## What this task involves
Lines containing the string "name" are to be counted; report only how many there are.

┌─ Supplied entries

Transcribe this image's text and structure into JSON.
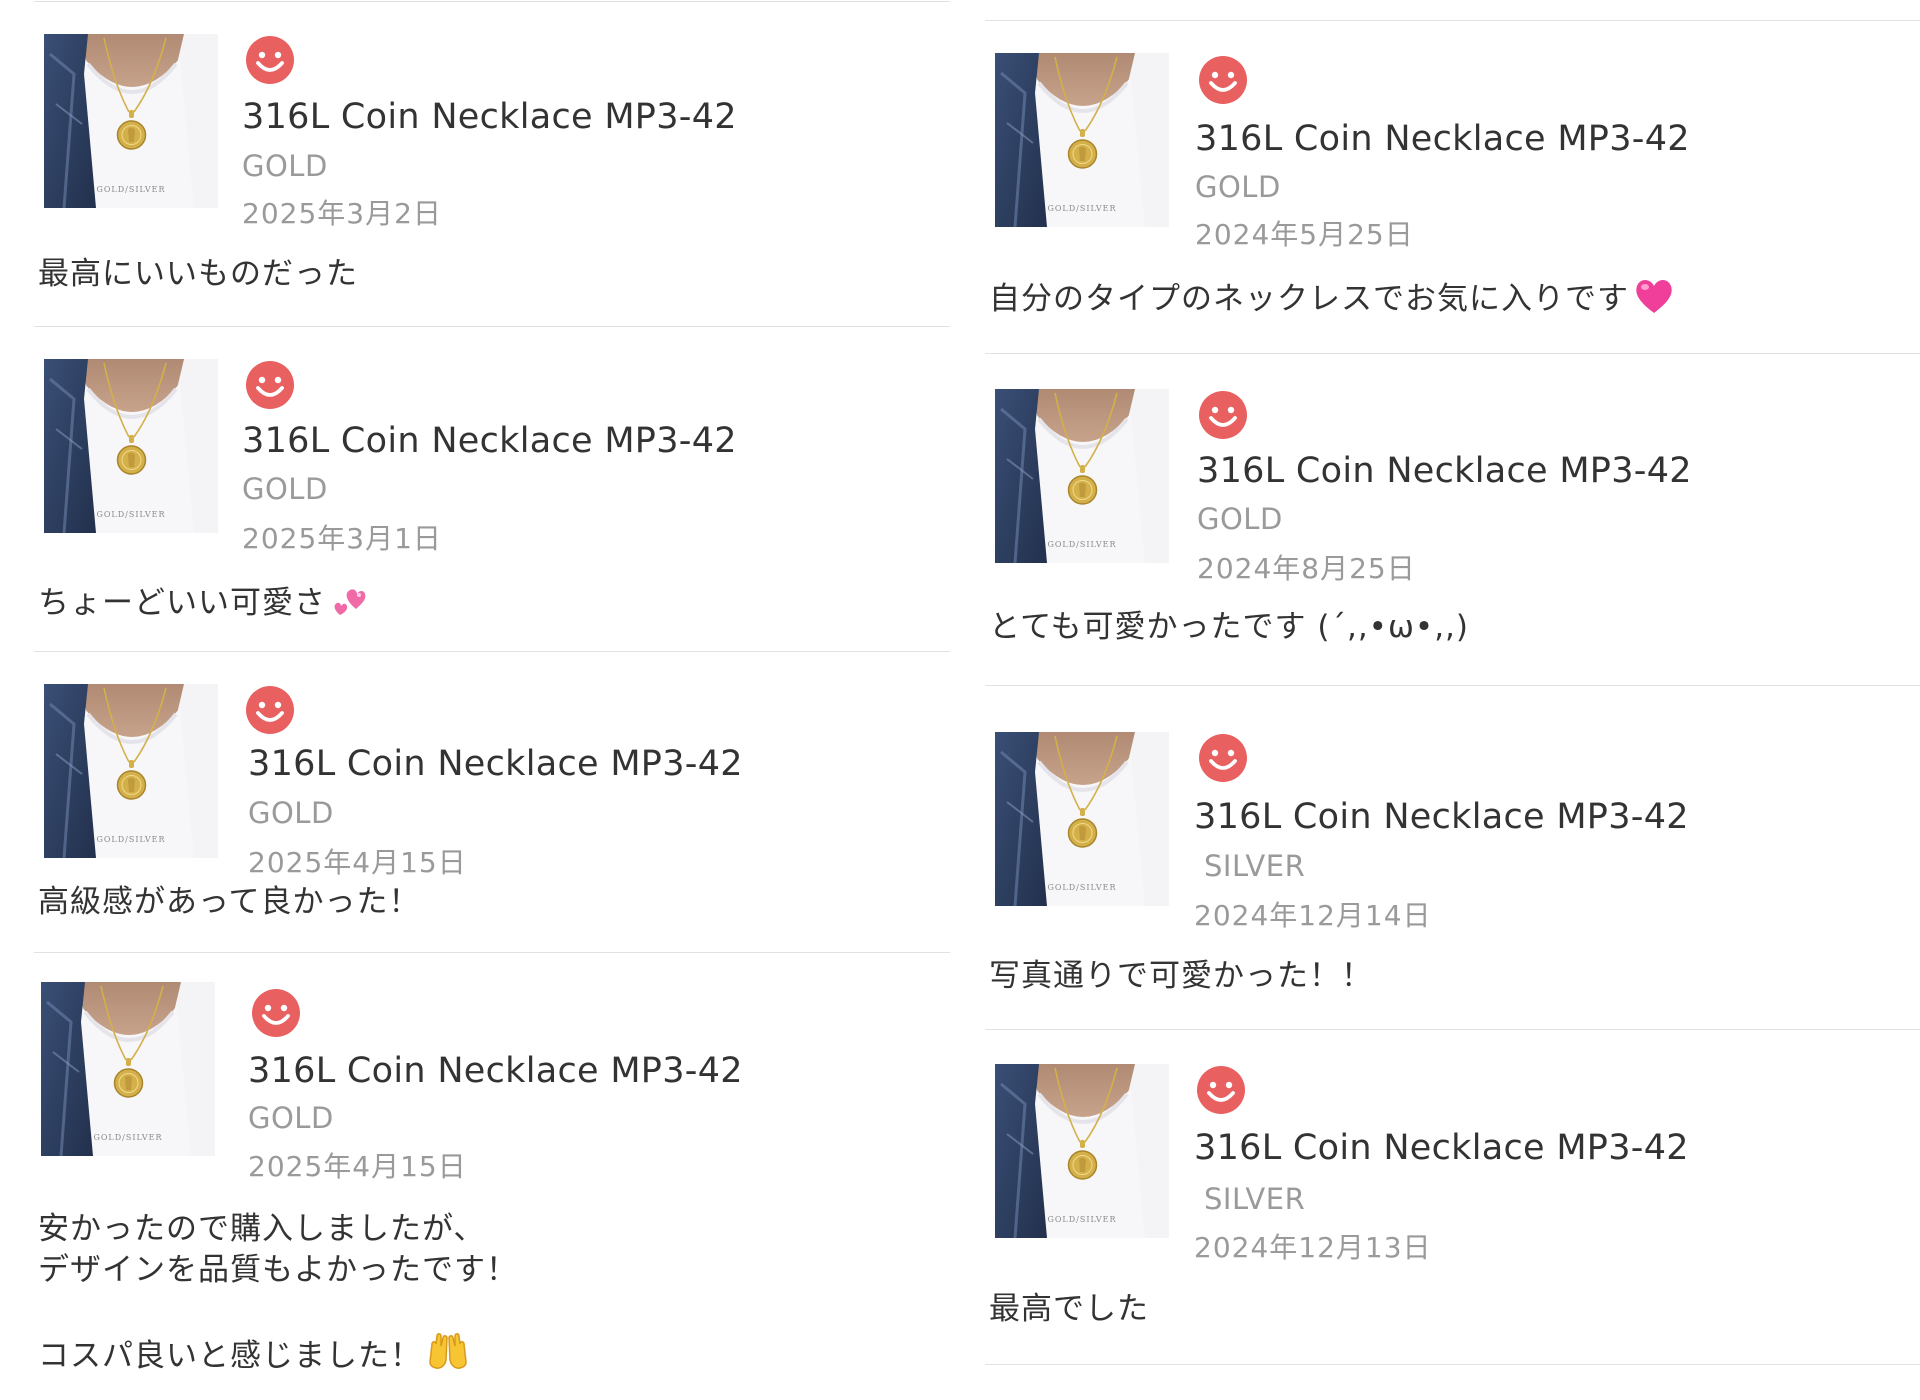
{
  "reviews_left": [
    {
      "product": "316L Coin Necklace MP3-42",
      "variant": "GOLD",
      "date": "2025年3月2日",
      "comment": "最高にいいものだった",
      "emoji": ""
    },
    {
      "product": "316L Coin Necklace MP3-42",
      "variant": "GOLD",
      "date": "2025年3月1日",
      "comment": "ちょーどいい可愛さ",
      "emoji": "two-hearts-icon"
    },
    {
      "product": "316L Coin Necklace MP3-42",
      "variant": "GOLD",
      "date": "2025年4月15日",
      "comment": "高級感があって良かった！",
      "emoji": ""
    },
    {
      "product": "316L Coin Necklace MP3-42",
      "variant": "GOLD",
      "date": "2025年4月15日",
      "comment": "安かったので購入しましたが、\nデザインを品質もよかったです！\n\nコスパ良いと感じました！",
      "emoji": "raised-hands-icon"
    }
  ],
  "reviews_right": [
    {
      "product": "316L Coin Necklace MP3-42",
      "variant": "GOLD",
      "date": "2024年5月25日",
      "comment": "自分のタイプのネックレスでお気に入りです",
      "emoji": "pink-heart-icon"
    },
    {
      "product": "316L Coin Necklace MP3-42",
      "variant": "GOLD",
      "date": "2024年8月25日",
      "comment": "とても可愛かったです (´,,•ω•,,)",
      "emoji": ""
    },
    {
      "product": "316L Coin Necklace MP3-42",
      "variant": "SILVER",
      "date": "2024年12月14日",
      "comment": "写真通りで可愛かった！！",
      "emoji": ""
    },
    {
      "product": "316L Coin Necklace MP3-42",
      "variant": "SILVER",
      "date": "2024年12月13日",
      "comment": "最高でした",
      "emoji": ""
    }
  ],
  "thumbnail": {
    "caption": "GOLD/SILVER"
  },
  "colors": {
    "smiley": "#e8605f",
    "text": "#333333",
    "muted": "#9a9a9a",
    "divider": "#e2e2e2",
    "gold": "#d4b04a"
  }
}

└─
┌─ Supplied entries

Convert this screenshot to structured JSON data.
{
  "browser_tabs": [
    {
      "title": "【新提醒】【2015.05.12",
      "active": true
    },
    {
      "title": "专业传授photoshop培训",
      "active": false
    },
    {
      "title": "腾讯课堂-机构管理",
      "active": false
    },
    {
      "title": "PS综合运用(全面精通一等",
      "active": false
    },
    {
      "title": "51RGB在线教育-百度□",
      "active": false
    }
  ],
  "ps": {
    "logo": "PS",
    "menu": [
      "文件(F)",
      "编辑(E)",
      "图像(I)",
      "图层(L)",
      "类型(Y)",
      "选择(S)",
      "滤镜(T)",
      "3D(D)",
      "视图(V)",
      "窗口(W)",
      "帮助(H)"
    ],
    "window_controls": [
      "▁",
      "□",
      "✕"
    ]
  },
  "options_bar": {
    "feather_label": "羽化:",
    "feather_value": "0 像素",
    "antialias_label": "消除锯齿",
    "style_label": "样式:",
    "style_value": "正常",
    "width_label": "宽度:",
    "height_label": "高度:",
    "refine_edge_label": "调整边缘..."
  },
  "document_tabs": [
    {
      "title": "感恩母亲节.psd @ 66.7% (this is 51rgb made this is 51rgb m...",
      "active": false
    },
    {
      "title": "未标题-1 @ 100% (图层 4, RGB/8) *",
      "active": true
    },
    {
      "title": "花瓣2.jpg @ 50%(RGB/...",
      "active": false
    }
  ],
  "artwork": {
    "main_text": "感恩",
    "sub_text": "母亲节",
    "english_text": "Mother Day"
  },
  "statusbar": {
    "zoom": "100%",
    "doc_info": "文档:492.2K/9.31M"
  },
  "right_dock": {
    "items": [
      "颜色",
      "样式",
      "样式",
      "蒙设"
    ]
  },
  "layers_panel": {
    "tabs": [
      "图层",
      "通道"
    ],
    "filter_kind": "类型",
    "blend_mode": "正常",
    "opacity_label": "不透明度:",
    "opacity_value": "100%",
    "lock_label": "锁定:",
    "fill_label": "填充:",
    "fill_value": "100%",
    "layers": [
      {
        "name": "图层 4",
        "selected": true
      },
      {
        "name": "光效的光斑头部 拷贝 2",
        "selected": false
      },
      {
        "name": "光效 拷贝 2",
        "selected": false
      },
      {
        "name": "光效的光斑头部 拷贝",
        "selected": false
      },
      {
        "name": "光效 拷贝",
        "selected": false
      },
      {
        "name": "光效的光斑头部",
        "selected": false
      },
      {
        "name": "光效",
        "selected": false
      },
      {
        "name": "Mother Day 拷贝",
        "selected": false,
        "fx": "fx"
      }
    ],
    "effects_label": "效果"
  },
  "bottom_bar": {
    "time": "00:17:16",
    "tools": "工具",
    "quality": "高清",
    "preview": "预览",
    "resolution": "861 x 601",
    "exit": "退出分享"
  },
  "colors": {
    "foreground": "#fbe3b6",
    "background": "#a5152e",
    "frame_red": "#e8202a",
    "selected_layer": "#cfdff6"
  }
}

└─

## Task answer
8